→ Work to be completed:
Gather up every line from the entries below that uses the word "this".

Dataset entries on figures
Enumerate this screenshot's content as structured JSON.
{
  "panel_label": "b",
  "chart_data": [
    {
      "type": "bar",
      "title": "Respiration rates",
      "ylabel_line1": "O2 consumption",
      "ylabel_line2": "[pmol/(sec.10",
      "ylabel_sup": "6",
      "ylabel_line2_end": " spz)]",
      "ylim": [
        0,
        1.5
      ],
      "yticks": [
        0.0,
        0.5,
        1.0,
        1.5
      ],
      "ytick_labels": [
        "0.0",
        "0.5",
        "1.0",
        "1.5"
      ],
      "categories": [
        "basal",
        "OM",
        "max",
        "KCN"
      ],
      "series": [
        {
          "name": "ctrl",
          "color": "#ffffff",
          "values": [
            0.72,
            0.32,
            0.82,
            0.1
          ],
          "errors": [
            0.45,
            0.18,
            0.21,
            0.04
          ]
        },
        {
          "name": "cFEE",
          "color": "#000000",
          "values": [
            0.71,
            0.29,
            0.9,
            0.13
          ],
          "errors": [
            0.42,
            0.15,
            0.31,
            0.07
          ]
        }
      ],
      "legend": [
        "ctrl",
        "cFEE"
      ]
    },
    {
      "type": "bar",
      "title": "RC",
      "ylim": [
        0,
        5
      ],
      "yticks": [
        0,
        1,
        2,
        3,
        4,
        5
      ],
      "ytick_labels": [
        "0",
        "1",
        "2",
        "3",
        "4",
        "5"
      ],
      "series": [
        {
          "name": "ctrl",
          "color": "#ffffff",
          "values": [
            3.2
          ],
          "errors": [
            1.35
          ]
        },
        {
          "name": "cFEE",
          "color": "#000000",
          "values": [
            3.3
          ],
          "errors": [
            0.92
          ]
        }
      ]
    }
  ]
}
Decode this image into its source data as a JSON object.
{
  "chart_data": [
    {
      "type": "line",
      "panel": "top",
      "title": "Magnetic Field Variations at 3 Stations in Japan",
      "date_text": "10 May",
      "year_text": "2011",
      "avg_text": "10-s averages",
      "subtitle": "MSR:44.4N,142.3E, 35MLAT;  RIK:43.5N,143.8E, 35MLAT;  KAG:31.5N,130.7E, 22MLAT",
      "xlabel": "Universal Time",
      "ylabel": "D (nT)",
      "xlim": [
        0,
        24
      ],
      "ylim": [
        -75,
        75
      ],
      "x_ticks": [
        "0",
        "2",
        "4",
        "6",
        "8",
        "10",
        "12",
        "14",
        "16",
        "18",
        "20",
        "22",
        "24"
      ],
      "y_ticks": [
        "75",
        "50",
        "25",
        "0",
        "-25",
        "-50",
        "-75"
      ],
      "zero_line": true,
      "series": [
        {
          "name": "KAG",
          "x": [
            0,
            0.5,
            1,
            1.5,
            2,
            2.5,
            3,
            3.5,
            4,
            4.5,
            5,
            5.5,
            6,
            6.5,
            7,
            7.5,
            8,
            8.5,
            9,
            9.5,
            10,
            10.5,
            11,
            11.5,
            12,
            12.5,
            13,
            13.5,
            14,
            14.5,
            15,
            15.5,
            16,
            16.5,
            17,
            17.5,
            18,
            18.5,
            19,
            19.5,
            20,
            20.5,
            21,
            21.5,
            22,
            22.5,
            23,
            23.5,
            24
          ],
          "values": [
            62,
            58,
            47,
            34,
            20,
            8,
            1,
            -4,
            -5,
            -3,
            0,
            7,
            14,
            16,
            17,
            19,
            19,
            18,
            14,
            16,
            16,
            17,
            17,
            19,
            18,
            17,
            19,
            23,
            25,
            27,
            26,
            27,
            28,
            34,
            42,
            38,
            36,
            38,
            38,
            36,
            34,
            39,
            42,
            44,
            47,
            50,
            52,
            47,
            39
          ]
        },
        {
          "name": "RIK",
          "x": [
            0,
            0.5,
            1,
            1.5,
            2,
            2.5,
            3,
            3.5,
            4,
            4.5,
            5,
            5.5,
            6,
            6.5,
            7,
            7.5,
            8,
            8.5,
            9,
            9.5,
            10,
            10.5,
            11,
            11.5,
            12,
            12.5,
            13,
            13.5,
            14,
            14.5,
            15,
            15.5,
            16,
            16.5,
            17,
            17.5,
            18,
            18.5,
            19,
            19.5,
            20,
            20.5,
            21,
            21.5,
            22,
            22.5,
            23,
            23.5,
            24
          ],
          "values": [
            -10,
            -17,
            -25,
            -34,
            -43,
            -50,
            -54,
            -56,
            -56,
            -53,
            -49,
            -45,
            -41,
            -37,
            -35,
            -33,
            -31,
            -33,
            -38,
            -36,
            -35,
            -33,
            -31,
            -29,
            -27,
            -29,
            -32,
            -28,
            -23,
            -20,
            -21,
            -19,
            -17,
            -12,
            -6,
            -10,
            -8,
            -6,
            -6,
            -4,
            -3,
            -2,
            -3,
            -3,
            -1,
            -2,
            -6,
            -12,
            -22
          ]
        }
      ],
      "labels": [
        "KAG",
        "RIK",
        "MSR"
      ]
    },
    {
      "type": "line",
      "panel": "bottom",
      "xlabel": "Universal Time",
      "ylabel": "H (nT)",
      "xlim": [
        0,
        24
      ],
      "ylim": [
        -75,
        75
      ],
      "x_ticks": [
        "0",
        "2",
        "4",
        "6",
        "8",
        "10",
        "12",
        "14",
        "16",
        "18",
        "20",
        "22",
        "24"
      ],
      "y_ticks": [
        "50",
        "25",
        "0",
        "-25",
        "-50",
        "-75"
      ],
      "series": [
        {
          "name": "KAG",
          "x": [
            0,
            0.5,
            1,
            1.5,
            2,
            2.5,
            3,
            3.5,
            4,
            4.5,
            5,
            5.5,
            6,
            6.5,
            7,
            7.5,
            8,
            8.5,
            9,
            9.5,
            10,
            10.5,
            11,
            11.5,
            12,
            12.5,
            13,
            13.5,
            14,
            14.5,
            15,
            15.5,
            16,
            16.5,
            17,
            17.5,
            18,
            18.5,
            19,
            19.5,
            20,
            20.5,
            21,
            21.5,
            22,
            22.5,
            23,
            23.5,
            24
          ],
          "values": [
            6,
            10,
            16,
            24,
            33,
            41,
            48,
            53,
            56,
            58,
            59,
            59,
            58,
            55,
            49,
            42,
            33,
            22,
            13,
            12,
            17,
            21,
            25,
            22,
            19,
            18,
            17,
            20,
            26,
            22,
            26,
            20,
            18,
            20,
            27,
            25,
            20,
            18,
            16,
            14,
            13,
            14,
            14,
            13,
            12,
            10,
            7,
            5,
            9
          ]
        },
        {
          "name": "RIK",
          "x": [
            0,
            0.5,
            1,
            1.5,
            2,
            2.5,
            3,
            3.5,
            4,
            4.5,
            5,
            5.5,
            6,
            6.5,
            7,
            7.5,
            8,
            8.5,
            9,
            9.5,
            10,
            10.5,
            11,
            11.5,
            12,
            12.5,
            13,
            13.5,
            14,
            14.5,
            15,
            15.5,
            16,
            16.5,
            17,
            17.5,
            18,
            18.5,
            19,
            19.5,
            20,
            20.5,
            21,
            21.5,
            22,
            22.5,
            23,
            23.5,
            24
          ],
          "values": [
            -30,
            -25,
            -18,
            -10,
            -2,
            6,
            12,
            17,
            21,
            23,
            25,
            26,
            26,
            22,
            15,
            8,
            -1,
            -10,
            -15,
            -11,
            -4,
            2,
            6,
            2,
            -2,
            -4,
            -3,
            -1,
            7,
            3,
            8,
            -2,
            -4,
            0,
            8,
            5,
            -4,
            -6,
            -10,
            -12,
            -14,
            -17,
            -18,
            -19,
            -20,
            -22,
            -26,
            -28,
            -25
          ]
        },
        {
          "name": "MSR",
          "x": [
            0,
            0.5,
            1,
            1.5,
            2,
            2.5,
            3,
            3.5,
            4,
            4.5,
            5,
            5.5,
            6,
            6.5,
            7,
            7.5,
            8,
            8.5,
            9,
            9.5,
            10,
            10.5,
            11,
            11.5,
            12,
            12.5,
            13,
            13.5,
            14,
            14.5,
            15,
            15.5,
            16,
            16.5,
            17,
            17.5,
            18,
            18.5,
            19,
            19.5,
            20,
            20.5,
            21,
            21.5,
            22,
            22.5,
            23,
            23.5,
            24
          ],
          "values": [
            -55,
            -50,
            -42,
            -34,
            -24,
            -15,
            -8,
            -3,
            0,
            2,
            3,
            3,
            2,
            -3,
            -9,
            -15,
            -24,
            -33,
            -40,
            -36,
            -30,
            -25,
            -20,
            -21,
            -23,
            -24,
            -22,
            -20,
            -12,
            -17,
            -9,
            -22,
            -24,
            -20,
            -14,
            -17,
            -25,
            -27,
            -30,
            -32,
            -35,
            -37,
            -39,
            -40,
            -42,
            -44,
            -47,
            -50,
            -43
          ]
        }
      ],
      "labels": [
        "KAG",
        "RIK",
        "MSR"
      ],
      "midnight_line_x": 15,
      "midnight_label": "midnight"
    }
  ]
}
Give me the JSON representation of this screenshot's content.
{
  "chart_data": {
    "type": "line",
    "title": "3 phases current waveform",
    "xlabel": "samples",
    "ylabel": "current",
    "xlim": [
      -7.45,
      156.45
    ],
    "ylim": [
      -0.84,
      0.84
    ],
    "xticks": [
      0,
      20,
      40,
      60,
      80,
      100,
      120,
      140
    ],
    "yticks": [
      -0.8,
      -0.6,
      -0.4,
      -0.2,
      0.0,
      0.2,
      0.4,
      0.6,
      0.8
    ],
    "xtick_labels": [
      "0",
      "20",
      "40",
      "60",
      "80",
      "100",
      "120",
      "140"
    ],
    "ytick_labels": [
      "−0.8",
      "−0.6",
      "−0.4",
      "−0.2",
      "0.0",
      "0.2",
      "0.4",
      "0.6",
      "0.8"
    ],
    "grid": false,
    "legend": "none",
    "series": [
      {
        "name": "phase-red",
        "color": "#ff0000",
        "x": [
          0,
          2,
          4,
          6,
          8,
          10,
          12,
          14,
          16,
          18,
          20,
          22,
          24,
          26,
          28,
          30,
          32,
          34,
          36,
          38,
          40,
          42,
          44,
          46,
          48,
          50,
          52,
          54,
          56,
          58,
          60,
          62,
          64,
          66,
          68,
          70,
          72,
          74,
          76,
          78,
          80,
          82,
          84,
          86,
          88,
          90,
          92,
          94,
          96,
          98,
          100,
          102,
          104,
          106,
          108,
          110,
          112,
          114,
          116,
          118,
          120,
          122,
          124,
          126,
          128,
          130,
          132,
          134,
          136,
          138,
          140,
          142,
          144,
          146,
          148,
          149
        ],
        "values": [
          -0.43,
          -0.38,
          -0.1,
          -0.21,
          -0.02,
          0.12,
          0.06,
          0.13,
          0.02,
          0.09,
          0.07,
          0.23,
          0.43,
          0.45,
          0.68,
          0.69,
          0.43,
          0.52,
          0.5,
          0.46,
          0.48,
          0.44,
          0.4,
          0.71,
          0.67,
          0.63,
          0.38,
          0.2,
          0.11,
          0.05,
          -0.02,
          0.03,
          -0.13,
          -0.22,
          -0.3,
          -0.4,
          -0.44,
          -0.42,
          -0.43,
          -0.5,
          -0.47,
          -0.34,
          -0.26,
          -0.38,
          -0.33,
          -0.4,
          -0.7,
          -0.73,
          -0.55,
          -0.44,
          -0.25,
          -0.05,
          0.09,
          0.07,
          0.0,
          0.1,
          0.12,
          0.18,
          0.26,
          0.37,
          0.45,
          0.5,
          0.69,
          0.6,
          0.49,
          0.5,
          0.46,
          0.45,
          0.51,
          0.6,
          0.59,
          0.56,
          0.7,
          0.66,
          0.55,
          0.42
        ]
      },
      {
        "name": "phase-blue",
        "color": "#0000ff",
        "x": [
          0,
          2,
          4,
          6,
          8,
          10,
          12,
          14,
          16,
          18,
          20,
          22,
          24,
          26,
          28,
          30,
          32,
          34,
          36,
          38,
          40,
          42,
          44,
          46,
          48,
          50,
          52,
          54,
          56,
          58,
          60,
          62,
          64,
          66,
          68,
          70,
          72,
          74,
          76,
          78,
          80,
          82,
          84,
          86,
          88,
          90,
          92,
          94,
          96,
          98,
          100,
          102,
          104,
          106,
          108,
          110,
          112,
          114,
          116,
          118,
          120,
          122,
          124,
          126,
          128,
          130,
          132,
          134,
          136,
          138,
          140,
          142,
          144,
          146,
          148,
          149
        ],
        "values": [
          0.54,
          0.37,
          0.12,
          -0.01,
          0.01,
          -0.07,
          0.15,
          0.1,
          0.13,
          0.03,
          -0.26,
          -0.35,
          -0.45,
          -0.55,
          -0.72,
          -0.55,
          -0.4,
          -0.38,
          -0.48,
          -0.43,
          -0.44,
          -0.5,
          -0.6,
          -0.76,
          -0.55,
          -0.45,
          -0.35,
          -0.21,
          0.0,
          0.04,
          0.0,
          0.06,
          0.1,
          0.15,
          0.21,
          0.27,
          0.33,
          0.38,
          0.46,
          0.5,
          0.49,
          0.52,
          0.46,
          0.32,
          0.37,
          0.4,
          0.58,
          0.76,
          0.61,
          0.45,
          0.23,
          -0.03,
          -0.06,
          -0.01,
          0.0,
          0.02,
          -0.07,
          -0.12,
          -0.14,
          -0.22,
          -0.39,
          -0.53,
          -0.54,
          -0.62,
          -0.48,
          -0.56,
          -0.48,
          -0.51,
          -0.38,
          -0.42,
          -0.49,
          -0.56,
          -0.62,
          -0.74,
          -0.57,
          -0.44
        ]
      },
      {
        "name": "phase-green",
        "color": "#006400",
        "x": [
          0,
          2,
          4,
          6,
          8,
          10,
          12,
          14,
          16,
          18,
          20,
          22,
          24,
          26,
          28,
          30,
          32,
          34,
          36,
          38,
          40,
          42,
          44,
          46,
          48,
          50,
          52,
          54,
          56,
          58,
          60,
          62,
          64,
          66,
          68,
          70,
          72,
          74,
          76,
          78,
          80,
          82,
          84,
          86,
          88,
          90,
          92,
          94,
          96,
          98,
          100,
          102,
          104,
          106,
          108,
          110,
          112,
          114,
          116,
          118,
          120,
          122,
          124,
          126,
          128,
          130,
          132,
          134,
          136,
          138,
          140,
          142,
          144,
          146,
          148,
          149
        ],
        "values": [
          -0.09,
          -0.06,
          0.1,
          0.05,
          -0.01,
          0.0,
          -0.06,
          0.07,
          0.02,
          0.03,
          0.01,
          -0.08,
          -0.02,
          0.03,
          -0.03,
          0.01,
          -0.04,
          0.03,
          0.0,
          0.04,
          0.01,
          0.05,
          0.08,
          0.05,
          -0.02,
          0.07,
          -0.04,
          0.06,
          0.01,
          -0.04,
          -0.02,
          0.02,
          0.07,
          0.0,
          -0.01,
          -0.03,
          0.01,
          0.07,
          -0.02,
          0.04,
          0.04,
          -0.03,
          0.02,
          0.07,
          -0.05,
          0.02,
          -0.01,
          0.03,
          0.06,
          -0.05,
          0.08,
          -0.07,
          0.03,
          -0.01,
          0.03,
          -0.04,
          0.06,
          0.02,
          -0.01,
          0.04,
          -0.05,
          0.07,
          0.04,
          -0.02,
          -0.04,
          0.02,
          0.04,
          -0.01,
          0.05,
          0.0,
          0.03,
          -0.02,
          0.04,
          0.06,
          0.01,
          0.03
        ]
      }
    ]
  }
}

→ Full solution:
Enumerate this screenshot's content as structured JSON.
Decode this image into its source data as a JSON object.
Give me the JSON representation of this screenshot's content.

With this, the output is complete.